Show all lines holding the string "Дневной".

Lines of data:
-=-=-=-=-
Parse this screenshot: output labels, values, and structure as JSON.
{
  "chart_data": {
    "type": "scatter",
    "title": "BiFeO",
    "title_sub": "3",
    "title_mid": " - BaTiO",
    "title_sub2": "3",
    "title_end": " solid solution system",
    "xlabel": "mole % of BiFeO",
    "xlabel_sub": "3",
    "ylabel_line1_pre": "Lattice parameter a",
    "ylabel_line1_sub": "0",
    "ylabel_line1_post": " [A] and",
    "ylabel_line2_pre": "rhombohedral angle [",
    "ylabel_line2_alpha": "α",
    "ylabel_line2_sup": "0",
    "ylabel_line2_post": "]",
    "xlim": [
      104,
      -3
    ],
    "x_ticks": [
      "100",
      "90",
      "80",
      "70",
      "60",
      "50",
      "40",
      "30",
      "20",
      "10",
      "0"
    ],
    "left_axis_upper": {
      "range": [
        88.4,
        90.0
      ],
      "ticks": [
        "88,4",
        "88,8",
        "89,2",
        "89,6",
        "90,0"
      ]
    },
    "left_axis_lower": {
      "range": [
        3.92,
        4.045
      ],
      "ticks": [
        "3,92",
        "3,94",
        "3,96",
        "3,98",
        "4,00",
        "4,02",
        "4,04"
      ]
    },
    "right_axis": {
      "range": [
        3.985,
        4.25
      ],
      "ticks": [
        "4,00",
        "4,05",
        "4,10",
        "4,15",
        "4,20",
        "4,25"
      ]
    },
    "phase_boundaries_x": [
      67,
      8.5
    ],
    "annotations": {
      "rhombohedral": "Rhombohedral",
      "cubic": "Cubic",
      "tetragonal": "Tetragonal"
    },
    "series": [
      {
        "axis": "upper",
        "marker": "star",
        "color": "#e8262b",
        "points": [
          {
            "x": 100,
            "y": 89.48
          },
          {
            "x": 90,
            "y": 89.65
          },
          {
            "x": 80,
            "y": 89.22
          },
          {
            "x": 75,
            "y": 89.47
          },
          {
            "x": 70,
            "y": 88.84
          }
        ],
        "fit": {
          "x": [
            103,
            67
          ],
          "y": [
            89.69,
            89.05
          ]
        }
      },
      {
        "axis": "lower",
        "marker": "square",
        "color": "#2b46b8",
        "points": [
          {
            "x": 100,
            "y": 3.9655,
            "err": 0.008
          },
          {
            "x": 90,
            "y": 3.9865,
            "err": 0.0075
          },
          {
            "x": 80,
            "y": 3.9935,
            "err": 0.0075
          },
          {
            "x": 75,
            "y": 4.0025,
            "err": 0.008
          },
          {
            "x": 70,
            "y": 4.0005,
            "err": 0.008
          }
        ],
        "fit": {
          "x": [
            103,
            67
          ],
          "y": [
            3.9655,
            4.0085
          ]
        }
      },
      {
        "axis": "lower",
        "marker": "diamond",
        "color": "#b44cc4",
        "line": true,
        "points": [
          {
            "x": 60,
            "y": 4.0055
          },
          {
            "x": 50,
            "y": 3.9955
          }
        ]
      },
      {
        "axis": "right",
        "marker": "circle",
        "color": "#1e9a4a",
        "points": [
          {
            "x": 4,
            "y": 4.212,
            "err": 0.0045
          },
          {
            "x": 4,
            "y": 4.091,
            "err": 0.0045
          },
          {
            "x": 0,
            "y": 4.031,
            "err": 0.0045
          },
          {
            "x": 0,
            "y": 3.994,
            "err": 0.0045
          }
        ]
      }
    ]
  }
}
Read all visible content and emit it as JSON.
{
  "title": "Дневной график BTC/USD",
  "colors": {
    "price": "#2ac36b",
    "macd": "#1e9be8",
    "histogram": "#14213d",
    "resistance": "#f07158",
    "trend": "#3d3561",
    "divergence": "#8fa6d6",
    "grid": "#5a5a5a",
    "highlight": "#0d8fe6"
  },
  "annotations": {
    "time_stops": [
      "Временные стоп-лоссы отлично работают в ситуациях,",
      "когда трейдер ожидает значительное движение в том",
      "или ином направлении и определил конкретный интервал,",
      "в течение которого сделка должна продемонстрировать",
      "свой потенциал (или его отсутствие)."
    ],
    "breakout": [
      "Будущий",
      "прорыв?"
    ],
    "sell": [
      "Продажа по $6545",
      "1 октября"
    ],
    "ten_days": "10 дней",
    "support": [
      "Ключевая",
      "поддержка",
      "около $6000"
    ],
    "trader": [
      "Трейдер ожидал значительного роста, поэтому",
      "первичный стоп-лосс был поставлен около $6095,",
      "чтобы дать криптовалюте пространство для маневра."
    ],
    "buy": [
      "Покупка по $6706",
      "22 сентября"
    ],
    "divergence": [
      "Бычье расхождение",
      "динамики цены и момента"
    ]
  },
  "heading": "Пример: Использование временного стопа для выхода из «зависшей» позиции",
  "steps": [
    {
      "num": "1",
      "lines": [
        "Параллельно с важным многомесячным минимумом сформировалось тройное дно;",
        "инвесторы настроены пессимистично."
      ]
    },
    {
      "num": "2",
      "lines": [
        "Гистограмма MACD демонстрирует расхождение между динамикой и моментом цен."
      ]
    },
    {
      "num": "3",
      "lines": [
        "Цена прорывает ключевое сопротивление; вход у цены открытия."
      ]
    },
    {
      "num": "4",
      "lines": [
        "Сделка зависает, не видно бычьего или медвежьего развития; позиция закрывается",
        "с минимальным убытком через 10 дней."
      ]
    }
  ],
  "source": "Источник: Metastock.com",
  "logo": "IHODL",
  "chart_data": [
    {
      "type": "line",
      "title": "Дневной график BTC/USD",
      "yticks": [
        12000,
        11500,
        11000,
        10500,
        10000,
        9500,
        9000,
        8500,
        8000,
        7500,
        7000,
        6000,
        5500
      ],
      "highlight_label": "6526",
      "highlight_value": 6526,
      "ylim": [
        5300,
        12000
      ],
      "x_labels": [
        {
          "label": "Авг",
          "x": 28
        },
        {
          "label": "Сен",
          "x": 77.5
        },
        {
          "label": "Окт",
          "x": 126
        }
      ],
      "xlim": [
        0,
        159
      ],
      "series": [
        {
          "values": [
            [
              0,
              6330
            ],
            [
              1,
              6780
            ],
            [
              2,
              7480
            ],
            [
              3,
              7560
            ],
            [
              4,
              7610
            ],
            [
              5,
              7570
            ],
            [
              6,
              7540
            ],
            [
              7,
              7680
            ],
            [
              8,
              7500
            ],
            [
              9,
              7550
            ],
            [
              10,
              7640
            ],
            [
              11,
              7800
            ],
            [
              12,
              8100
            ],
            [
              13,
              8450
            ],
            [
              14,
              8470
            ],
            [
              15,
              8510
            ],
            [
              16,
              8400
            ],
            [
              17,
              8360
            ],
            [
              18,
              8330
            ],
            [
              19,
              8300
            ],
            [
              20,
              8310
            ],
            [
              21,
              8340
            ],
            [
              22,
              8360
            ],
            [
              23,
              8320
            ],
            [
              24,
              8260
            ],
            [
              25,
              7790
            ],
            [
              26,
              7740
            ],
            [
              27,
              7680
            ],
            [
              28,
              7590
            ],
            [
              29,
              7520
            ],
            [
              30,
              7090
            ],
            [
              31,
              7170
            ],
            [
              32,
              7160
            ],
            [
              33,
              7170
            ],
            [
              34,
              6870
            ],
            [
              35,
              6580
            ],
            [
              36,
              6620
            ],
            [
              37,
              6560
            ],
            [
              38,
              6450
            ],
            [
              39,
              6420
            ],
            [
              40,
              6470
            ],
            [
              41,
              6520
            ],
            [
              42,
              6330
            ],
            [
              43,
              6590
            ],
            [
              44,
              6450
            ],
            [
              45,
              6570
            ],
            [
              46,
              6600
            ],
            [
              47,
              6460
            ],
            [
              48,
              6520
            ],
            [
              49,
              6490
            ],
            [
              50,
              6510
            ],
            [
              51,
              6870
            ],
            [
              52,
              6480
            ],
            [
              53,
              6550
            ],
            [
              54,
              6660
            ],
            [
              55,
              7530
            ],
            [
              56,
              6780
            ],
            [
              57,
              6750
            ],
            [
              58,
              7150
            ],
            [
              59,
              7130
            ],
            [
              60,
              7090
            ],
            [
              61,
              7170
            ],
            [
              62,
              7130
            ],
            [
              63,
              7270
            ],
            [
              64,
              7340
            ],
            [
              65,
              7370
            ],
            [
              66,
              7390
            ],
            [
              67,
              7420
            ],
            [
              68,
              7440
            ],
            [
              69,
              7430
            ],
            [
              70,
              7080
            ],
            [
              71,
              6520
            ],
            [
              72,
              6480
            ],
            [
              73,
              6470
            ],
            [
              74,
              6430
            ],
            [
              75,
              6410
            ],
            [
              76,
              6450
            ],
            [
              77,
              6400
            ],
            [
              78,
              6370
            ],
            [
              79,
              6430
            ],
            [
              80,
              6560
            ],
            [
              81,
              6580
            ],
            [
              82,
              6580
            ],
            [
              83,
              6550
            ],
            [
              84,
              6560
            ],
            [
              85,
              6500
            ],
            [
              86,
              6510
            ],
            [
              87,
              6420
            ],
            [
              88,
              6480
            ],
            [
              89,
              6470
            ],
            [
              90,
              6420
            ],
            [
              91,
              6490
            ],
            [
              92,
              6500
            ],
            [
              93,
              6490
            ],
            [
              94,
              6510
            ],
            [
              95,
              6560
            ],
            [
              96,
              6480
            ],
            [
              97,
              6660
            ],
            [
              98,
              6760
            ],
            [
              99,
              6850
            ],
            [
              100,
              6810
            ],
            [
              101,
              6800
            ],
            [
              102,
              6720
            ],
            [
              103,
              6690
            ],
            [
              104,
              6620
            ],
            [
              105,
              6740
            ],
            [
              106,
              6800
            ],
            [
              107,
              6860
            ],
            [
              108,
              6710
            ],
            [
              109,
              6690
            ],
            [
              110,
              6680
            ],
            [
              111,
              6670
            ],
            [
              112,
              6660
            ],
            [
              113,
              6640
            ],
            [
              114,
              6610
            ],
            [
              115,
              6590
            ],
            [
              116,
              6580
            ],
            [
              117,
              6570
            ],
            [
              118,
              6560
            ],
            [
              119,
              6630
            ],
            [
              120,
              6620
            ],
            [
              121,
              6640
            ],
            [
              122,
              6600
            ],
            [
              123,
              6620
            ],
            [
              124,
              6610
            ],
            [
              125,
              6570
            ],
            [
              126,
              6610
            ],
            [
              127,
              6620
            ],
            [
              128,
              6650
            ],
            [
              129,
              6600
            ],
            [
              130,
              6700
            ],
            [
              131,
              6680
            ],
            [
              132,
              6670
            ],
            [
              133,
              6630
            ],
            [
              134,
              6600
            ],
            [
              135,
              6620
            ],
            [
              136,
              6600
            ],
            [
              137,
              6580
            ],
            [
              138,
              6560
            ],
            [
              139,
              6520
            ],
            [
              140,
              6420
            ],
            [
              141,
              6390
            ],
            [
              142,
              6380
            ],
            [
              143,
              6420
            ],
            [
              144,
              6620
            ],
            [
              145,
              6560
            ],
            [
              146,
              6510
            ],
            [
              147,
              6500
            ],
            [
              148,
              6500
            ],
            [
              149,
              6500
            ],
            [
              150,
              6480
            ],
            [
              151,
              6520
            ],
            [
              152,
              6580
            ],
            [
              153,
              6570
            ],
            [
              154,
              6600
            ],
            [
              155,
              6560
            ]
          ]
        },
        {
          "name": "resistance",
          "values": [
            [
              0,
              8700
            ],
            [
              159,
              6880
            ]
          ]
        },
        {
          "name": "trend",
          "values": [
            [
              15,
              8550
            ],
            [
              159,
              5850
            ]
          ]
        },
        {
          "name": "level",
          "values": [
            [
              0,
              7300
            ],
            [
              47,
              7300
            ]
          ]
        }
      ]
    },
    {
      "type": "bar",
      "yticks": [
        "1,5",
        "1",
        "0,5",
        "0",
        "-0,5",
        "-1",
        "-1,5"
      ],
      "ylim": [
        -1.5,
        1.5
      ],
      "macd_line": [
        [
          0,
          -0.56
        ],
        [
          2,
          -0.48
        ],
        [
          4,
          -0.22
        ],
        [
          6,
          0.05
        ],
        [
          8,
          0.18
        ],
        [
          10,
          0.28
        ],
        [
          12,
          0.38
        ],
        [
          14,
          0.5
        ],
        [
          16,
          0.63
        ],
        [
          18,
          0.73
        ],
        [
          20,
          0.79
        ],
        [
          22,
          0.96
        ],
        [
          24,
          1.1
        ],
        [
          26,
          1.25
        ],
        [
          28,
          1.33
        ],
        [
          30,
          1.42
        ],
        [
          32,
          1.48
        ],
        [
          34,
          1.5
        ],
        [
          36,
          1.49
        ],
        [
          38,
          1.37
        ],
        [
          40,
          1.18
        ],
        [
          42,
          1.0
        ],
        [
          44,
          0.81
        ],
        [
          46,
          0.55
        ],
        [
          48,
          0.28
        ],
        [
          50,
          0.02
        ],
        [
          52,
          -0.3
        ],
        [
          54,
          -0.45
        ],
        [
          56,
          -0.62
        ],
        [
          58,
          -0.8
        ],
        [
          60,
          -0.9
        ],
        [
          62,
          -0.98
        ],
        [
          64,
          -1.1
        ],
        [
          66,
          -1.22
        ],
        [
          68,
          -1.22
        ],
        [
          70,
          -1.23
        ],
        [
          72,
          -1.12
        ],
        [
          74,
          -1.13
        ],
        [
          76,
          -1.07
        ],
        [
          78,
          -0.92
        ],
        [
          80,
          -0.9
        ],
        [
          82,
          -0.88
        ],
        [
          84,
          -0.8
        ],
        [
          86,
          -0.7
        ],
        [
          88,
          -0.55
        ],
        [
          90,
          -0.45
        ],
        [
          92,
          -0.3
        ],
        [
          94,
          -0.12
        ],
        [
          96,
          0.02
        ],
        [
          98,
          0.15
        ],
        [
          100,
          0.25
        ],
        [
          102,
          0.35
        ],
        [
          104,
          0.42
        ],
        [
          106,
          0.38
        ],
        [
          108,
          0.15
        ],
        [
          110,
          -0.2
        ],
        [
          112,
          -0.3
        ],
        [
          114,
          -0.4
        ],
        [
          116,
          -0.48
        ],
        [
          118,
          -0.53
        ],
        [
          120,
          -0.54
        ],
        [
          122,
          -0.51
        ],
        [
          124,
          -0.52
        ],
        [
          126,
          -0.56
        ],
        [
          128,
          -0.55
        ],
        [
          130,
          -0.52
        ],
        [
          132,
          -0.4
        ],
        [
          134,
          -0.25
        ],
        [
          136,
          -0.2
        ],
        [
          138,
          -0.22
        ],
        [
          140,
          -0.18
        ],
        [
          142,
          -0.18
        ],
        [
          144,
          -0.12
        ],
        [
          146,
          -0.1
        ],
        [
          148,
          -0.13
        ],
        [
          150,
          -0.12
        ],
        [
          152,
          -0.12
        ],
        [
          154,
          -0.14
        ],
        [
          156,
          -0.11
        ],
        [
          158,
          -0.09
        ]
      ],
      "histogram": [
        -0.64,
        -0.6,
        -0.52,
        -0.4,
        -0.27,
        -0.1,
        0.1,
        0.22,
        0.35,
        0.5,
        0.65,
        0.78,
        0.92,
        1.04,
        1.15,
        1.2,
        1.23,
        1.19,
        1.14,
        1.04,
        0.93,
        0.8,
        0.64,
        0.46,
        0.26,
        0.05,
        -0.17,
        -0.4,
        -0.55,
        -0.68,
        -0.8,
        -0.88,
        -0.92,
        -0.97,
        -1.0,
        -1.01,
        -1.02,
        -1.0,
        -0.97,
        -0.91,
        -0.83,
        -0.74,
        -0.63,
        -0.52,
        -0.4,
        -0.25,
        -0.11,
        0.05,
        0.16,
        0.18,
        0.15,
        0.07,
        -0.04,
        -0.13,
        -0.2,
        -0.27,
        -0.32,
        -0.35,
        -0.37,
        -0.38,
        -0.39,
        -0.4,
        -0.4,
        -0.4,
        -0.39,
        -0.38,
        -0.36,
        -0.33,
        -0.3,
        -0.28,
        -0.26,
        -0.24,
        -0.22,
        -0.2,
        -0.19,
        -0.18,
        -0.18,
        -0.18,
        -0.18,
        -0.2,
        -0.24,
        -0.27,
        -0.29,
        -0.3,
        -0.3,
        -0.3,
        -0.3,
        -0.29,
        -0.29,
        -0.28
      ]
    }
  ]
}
-=-=-=-=-
*SOLUTION FOR THIS TASK*:
  "title": "Дневной график BTC/USD",
      "title": "Дневной график BTC/USD",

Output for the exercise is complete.